- SOURCE
━━━━━━━━━━━━━━━━
The *xyz* coordinates of boreholes intersecting the geological surface can be used to create an approximation of the true geological surface by fitting through these points. In areas where the surface is featureless and flat only a few widely spaced boreholes are required to give a reasonably accurate representation of the surface. In areas where there are rapid changes in depth over a relatively small area (i.e. more geologically complex areas) a higher density of boreholes is required. The uncertainty arising from changes in complexity over a surface and its relationship to boreholes can be estimated using a computer intensive approach, as follows.

Resample (with replacement) the

*xyz*coordinates of geological surfaces in boreholes used in the model.Fit a surface to the resampled borehole coordinates on a given grid.

Carry out steps (1) and (2) many times (e.g. 500–1000), recording the surface positions on the interpolated grid for each iteration.

Measure the 95% confidence limit on the interpolated depths on the grid obtained for each iteration, to give an estimate of uncertainty.

## Combined uncertainty

The identified factors contributing to uncertainty (geological complexity, data density and data quality) were combined by adding the square root of the sum of the squares of the sources of uncertainty (Ellison *et al*. 2000) to produce an overall uncertainty for the modelled surface. This empirical approach produces a combined uncertainty that fits with the intuitive expert judgement rules and allows prediction of uncertainty at any point on our interpolated surface. This approach was applied to each surface in the model. Given that the uncertainty model for a given surface uses the *xyz* coordinates of the boreholes or other raw data points and some expert judgement, it may be possible to use these inputs and the uncertainty output as an ‘expert system’ to predict uncertainty in other situations without the intervention of the expert. To test this possibility, the uncertainty results from one surface were chosen and converted into an expert model. The model was then applied to other surfaces and compared with the results of the empirical combination of data density and geological complexity already described.
━━━━━━━━━━━━━━━━
- LISTED ENTRIES
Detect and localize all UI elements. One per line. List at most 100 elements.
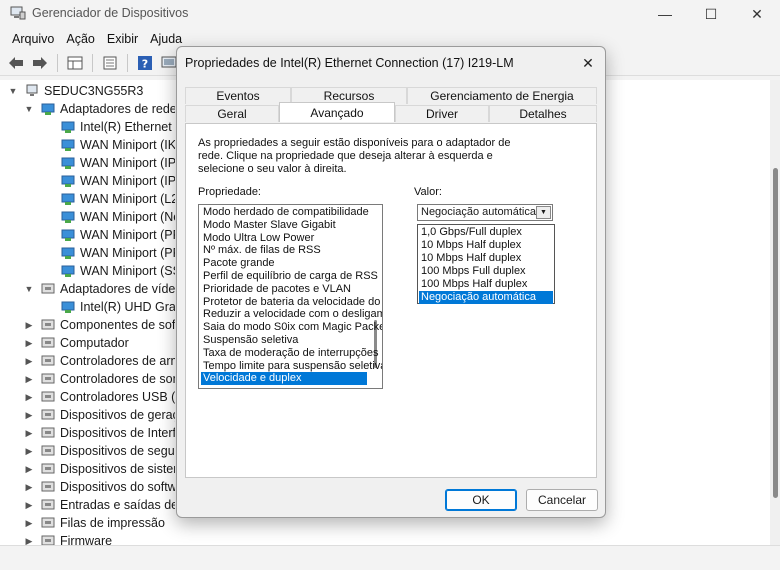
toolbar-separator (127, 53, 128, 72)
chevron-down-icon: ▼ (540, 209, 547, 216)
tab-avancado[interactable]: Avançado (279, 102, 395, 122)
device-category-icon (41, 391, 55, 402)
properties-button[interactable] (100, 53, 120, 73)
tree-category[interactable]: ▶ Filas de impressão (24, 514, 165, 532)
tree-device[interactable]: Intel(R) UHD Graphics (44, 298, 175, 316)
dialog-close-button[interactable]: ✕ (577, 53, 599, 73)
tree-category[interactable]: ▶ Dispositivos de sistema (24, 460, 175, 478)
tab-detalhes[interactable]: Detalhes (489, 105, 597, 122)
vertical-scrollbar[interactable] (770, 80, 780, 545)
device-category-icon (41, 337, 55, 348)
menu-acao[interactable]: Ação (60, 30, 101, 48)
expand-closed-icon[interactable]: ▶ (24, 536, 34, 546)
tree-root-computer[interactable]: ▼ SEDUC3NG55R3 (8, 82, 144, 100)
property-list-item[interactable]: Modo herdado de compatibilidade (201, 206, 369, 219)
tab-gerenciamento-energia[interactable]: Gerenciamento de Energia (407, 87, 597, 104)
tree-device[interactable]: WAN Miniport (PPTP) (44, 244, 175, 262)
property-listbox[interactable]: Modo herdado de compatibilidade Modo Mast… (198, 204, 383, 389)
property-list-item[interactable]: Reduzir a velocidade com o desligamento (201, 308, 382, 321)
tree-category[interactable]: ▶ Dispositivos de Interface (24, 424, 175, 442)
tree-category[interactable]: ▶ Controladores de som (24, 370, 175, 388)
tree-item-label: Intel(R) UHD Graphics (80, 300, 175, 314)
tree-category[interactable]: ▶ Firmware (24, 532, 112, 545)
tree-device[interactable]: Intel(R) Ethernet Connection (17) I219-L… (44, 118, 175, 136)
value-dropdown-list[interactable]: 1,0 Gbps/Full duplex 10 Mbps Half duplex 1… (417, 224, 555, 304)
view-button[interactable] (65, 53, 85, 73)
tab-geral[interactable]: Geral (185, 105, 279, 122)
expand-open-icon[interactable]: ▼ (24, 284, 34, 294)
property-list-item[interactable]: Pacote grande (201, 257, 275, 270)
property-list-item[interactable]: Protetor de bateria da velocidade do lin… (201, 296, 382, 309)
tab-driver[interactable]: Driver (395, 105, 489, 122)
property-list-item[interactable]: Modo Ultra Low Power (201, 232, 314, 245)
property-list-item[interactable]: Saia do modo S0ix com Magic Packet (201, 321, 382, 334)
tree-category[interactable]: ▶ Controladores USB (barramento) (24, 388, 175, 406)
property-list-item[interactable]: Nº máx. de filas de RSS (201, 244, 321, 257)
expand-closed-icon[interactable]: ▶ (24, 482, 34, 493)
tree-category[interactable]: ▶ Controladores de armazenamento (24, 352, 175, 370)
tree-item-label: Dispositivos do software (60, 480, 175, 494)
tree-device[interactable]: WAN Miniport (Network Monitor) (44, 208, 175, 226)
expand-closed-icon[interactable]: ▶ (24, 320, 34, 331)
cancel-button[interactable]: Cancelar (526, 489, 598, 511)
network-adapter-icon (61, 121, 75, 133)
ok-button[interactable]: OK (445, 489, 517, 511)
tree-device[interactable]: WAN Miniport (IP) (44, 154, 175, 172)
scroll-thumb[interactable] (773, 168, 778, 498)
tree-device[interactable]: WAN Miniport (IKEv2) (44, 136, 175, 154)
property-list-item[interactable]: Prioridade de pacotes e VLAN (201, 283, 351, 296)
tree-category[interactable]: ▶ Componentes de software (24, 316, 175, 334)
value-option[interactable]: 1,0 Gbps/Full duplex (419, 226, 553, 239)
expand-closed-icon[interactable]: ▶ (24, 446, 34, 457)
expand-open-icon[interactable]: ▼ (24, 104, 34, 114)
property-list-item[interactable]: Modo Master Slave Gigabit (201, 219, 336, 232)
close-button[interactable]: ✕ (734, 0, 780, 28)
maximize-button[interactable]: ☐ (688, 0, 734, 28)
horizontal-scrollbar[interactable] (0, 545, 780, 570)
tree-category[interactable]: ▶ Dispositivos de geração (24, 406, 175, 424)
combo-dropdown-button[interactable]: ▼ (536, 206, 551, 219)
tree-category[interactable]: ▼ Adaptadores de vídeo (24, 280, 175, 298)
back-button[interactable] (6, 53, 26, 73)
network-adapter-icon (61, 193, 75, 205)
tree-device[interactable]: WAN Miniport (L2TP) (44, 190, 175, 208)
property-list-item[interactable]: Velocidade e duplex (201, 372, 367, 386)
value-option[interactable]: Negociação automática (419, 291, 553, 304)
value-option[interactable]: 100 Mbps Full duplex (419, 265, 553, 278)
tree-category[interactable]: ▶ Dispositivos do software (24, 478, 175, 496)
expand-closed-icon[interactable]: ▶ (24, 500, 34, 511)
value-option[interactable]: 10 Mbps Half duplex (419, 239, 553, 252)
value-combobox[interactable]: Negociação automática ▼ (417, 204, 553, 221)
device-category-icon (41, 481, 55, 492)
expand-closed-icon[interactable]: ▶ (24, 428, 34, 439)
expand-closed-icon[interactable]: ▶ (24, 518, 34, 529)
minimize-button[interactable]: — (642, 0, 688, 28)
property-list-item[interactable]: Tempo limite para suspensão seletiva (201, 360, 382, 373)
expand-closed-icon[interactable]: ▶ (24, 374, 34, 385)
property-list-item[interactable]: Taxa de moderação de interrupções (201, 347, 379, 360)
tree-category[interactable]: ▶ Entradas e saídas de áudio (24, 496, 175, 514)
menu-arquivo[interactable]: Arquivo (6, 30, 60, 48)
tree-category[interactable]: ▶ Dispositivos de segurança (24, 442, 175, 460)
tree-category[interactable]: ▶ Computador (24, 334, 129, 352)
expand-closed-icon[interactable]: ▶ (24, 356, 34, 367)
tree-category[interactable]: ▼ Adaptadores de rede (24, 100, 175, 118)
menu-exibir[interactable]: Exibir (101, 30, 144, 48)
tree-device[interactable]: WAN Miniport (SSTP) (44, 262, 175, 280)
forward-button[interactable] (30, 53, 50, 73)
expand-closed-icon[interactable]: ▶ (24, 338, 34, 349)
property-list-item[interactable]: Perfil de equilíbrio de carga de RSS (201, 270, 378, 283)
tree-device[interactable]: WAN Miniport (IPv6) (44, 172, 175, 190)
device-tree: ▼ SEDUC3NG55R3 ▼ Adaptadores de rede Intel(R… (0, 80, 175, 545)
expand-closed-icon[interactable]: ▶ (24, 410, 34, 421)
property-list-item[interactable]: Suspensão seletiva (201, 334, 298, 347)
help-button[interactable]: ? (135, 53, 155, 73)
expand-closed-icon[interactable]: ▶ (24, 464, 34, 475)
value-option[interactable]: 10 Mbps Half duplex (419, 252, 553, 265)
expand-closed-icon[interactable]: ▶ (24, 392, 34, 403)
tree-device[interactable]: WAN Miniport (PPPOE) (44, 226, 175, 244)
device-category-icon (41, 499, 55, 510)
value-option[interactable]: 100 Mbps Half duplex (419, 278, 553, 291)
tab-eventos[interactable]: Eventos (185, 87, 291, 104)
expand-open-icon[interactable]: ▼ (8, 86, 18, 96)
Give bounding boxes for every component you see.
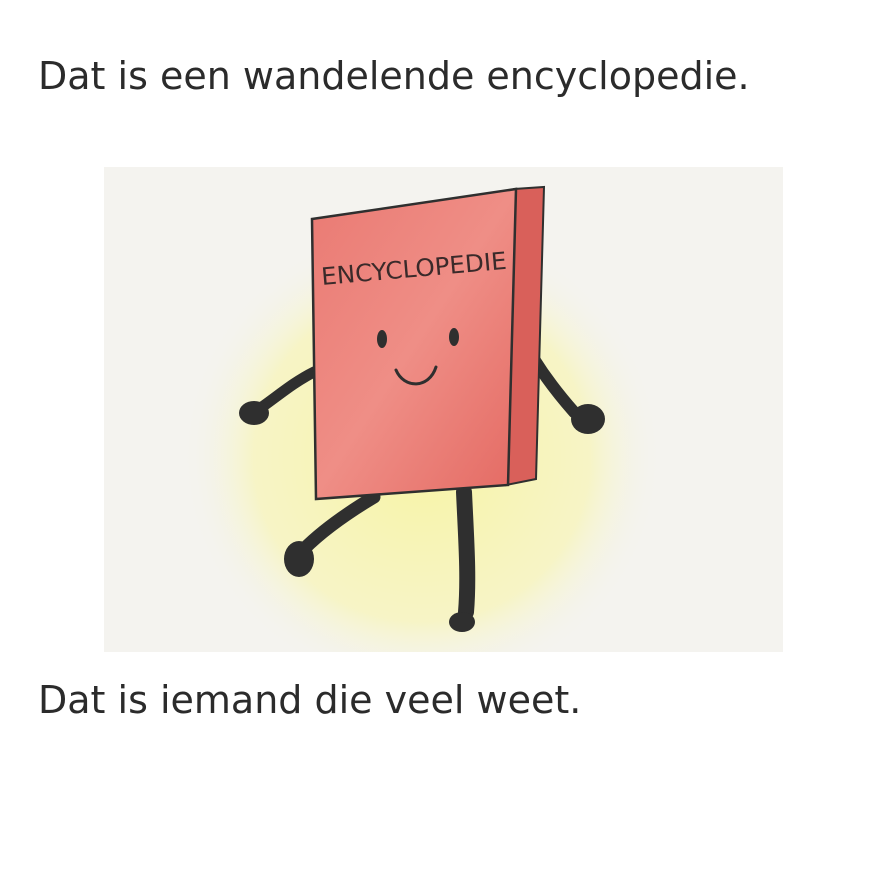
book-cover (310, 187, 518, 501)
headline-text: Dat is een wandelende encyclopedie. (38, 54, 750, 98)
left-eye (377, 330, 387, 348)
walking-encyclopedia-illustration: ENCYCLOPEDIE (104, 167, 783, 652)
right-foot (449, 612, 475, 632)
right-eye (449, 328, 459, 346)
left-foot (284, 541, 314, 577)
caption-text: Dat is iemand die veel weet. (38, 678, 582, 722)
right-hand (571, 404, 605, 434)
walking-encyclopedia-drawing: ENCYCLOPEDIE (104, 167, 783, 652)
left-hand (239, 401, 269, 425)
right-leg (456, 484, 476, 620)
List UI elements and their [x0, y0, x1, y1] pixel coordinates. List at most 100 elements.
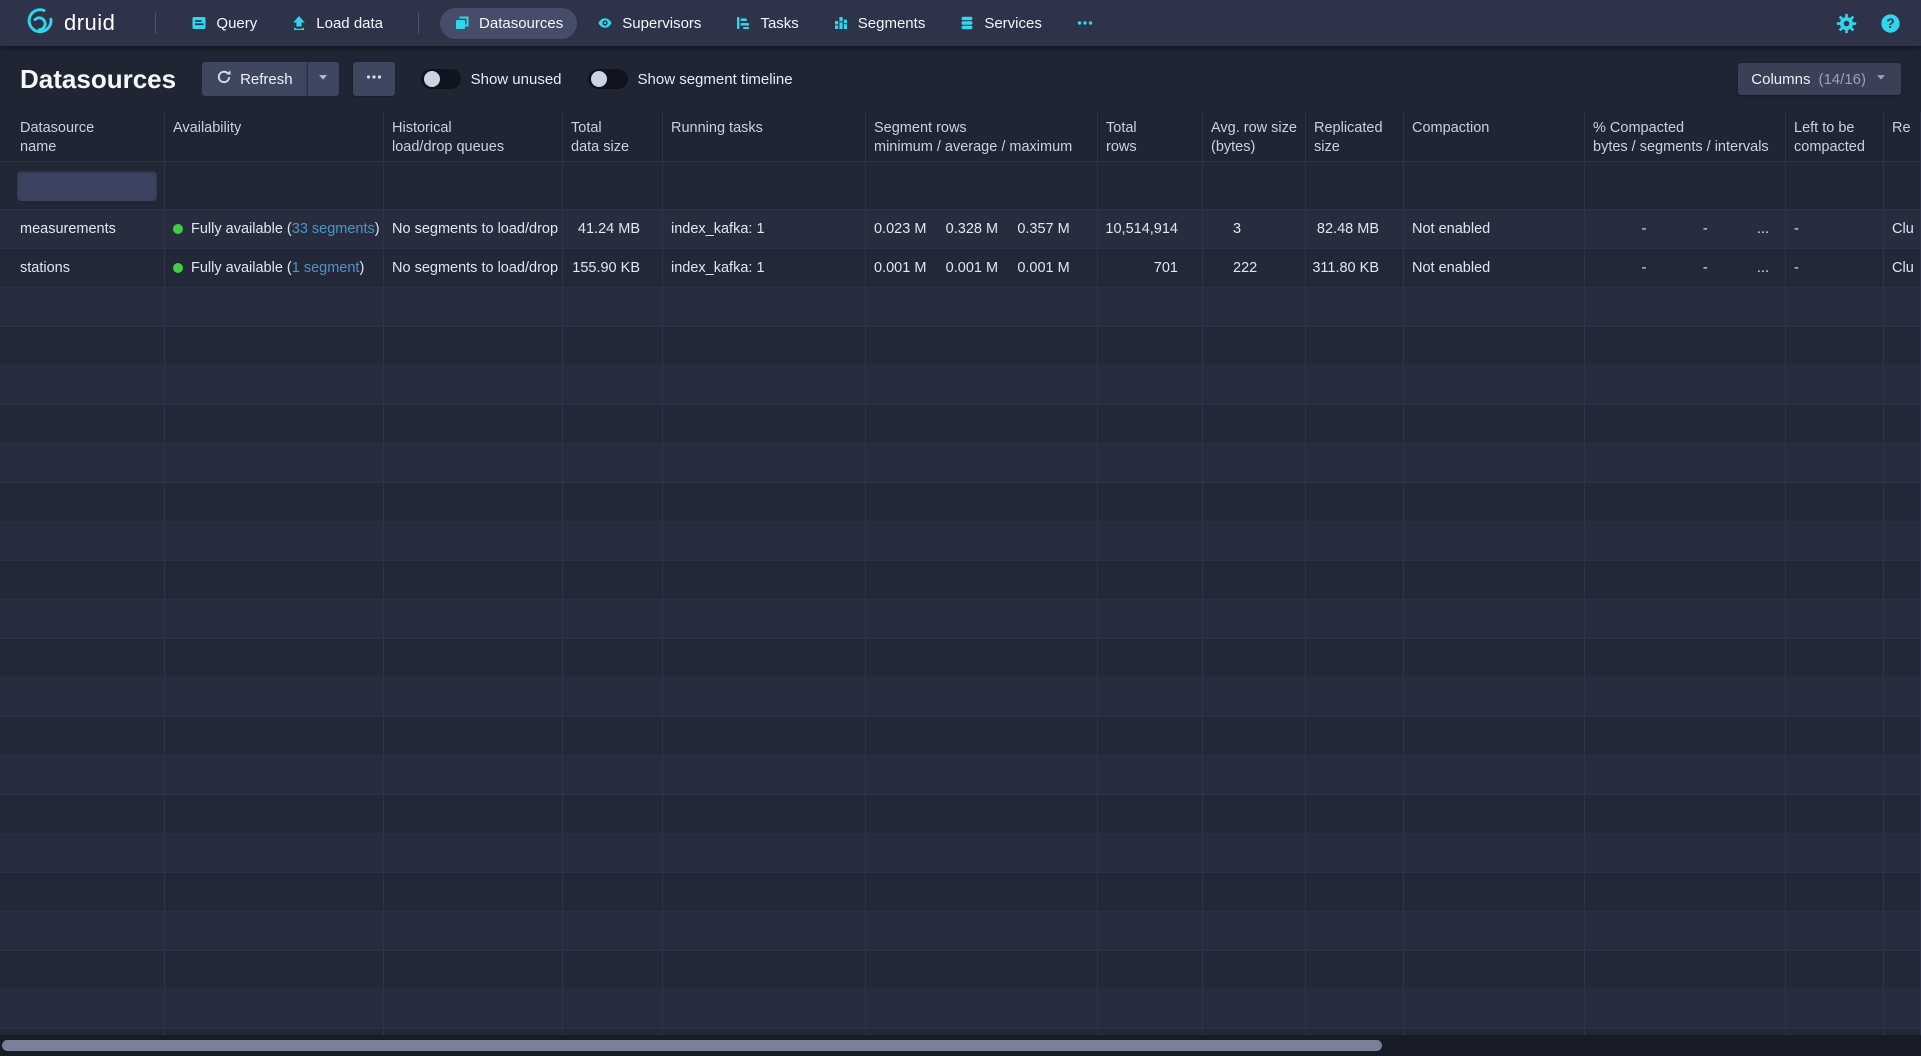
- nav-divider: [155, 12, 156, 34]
━━━━━━━━━━━━━━━━
- EXERCISE TASKS
**A)** List every factor that the passage on borehole surface uncertainty names as contributing to uncertainty.
**B)** From the passage on borehole surface uncertainty, extract everything from "The *xyz* coordinates of boreholes" down to "approach, as follows.".

- ANSWERS FOR THE TASKS
**A)**
geological complexity
data density
data quality

**B)**
The *xyz* coordinates of boreholes intersecting the geological surface can be used to create an approximation of the true geological surface by fitting through these points. In areas where the surface is featureless and flat only a few widely spaced boreholes are required to give a reasonably accurate representation of the surface. In areas where there are rapid changes in depth over a relatively small area (i.e. more geologically complex areas) a higher density of boreholes is required. The uncertainty arising from changes in complexity over a surface and its relationship to boreholes can be estimated using a computer intensive approach, as follows.